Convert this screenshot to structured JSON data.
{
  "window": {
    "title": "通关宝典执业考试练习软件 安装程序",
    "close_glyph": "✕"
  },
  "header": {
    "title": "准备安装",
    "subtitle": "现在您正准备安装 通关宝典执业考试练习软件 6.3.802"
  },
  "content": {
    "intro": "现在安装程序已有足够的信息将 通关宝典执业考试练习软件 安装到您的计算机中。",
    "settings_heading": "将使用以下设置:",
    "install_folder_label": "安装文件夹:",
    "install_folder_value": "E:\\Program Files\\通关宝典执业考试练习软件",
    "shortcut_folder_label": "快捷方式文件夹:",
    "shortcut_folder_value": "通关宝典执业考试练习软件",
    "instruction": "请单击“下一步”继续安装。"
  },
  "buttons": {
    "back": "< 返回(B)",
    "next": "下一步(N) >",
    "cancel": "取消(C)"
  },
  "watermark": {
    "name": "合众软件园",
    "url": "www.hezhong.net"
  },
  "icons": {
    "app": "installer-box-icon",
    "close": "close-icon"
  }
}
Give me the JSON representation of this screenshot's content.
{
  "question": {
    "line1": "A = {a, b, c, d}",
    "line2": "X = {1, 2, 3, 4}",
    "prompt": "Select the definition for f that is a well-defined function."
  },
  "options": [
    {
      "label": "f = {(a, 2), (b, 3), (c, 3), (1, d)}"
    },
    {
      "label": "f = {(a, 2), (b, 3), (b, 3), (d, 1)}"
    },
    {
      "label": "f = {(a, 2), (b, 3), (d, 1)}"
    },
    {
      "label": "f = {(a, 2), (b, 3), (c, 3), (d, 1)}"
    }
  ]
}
========================================================================
| AIM OF THE EXERCISE |
Give solely the number of lines in the data that contain the string "this".

| ANSWER TO THE EXERCISE |
2